### STATED EXERCISE
Find the lines with the string "students" and return them.

(Source data)
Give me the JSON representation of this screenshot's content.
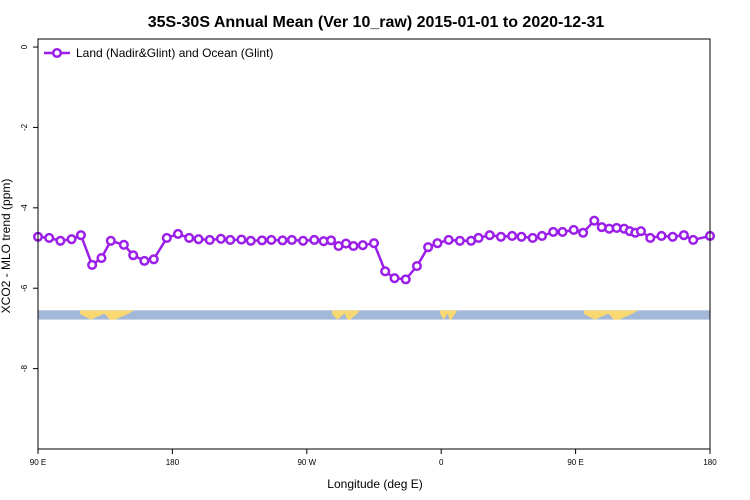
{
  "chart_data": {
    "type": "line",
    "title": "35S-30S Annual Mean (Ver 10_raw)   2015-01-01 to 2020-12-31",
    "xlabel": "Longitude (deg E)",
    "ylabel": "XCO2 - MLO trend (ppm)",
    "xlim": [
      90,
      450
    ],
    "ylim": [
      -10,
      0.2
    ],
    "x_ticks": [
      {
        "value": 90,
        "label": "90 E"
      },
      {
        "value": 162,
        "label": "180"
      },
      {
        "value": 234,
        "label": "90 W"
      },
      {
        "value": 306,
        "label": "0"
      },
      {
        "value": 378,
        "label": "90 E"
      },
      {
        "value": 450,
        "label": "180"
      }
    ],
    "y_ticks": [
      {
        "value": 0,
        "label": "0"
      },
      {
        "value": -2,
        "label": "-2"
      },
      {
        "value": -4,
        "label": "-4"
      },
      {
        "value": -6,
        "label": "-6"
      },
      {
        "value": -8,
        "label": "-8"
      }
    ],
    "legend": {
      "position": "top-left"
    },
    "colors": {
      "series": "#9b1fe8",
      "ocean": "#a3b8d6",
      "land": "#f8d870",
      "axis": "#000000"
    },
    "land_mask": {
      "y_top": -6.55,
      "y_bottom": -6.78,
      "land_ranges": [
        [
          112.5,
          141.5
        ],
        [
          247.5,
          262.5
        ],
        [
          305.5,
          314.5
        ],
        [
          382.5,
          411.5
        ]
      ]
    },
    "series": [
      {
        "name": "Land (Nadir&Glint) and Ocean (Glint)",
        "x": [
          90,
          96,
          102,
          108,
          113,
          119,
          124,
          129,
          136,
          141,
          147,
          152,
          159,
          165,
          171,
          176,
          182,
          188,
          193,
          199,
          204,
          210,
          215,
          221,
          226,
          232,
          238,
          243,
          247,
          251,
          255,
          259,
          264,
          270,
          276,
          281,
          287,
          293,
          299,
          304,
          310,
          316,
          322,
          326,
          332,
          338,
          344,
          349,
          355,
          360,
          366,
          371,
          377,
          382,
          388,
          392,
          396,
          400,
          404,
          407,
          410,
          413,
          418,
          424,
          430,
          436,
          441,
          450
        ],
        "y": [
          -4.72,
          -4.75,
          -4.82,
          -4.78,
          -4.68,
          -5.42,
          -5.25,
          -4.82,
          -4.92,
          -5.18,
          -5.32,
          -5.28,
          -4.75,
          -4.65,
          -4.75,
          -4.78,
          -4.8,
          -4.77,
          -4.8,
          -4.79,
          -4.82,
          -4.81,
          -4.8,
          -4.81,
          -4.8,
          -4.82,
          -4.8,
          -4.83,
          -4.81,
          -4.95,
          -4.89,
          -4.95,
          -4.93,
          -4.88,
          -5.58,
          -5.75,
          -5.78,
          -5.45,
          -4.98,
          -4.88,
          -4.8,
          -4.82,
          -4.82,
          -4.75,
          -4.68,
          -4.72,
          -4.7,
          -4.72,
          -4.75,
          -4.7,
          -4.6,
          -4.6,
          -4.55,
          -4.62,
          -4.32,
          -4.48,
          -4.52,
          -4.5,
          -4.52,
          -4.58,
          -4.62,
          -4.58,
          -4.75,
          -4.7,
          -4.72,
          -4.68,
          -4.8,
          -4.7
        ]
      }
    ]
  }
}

* * *

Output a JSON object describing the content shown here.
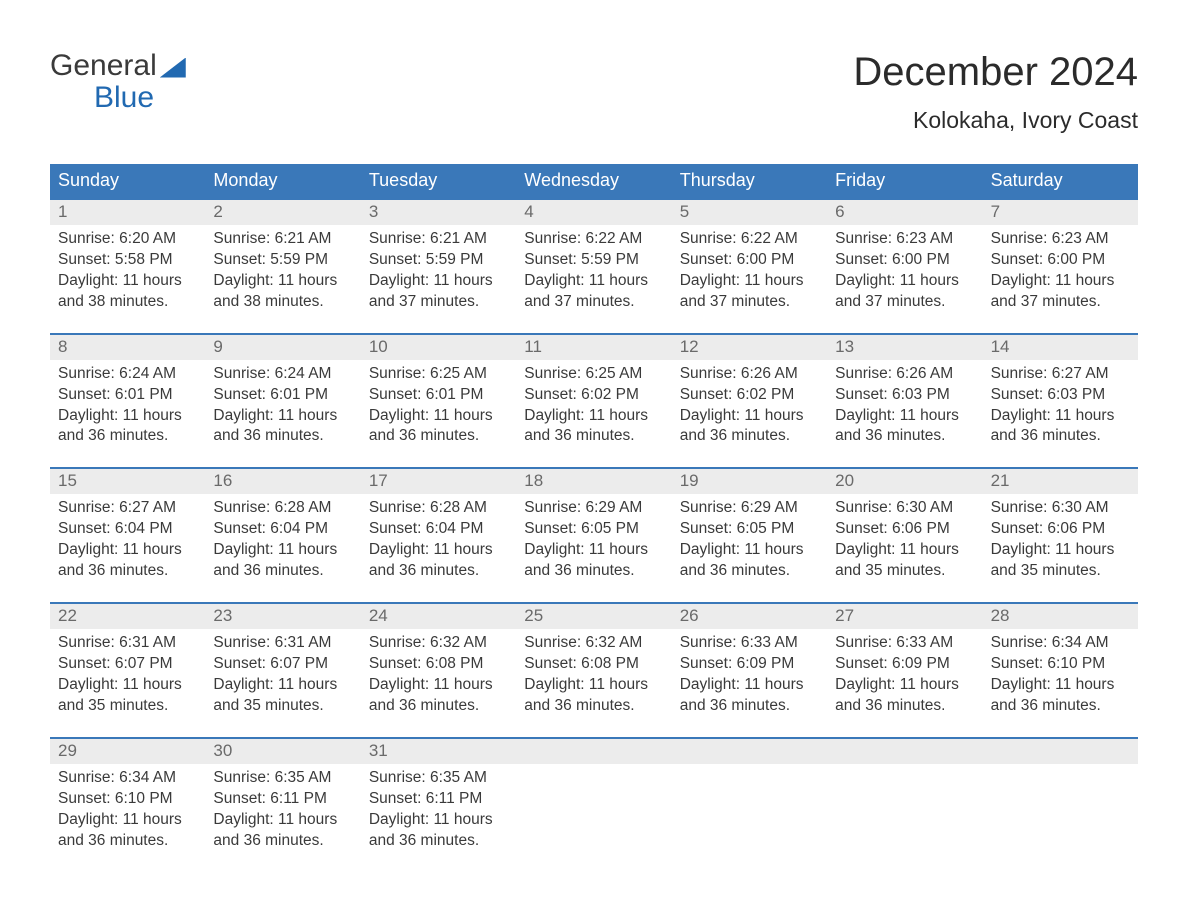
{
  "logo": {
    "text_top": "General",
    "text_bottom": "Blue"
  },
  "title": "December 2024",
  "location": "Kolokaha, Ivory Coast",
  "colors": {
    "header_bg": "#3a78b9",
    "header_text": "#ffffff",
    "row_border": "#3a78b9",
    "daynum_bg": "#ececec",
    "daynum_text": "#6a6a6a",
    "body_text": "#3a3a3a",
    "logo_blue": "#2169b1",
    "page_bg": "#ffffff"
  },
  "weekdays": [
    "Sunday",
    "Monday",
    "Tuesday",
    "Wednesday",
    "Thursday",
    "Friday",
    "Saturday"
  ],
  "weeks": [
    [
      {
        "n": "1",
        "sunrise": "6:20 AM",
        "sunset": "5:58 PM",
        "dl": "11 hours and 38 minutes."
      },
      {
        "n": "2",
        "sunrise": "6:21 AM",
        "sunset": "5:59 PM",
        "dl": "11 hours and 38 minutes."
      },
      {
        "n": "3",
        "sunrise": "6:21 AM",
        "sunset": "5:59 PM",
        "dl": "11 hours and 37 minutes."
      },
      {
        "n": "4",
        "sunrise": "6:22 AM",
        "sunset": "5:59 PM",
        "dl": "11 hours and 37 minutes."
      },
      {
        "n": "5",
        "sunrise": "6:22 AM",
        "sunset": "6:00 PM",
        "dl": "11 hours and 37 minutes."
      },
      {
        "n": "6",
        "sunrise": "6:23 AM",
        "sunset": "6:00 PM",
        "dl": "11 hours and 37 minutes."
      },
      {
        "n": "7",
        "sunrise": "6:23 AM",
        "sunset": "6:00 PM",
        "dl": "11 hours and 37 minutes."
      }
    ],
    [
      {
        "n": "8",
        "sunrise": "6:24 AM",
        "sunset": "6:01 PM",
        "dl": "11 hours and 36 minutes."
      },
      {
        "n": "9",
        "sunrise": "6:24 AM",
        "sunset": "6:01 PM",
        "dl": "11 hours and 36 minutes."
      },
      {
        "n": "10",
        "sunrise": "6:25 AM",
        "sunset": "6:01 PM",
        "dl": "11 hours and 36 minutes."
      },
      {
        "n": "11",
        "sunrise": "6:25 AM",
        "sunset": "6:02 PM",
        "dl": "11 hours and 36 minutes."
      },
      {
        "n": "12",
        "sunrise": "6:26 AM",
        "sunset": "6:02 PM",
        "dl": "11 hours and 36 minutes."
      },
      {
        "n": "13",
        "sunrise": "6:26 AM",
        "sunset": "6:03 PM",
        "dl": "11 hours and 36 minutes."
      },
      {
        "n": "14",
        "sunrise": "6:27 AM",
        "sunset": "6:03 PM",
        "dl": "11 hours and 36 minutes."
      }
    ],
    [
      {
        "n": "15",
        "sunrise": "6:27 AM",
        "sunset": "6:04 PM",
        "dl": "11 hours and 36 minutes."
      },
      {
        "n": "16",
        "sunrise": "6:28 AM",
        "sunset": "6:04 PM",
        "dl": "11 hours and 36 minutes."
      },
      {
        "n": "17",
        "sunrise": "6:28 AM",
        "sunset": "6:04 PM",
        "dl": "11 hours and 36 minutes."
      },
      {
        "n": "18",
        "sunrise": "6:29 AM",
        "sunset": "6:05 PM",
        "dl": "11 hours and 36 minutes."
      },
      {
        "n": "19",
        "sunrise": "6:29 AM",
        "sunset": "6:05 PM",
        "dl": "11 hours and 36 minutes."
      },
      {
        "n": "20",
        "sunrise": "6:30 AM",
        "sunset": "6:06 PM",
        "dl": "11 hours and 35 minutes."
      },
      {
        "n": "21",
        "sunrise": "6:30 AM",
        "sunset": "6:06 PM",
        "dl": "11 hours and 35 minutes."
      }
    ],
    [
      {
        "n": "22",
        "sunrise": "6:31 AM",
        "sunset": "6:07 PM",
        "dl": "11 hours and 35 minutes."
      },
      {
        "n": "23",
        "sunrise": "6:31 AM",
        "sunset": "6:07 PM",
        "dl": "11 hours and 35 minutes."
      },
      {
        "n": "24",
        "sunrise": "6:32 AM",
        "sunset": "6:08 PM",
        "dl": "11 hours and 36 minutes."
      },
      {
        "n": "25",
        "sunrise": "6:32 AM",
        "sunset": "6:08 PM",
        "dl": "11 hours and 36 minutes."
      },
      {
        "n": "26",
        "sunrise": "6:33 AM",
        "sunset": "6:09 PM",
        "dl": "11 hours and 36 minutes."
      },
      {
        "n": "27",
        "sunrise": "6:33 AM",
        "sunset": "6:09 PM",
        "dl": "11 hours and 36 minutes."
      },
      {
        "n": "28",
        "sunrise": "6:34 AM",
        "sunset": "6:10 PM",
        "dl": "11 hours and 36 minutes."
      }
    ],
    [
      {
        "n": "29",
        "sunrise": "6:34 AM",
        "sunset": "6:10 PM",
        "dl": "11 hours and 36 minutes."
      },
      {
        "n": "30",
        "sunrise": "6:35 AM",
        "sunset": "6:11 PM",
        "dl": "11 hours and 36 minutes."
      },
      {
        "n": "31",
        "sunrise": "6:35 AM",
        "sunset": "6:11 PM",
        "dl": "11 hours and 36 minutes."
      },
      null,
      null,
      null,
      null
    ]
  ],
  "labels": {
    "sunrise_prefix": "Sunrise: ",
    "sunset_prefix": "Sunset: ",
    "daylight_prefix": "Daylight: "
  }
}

--

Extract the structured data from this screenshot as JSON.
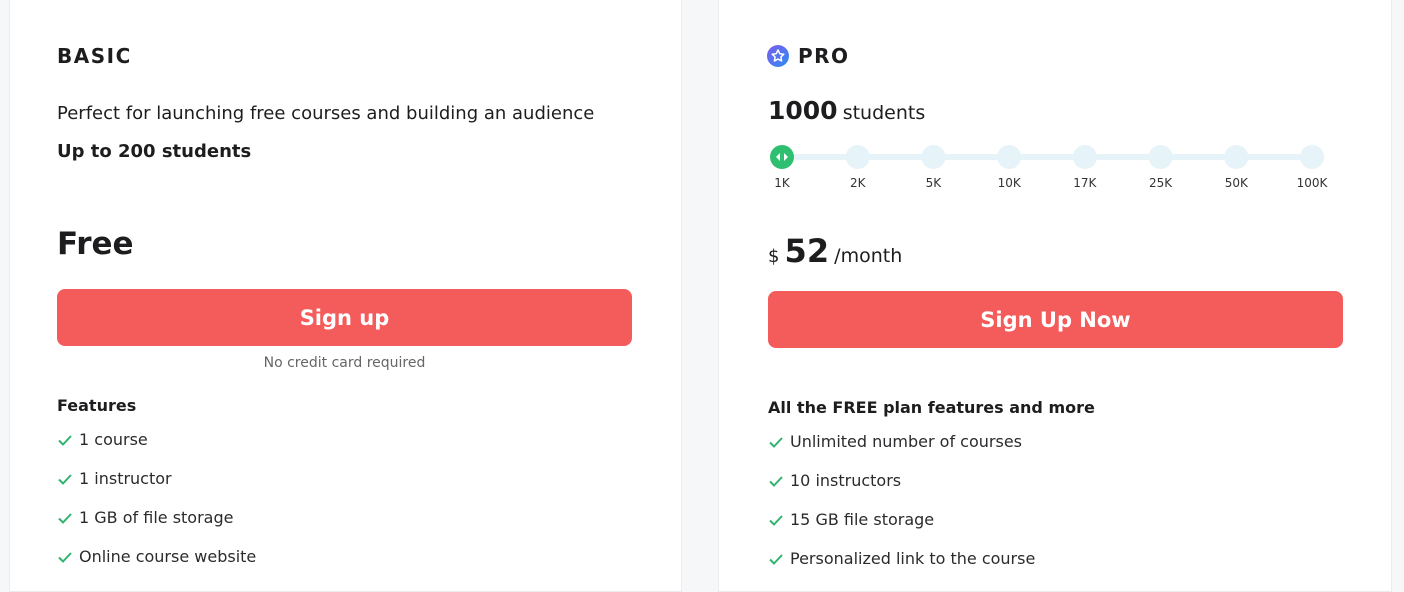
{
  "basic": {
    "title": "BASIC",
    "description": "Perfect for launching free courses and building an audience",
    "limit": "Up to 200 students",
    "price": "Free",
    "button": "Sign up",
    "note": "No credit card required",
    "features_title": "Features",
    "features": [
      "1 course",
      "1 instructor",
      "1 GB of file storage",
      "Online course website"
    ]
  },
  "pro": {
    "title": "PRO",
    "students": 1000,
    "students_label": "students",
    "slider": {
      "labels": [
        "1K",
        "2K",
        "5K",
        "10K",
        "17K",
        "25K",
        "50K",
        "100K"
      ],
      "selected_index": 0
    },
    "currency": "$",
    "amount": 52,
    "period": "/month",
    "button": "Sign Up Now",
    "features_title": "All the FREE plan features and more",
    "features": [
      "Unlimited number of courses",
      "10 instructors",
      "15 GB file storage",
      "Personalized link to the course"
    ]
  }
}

### EXPECTED OUTPUT
    "limit": "Up to 200 students",
    "students": 1000,
    "students_label": "students",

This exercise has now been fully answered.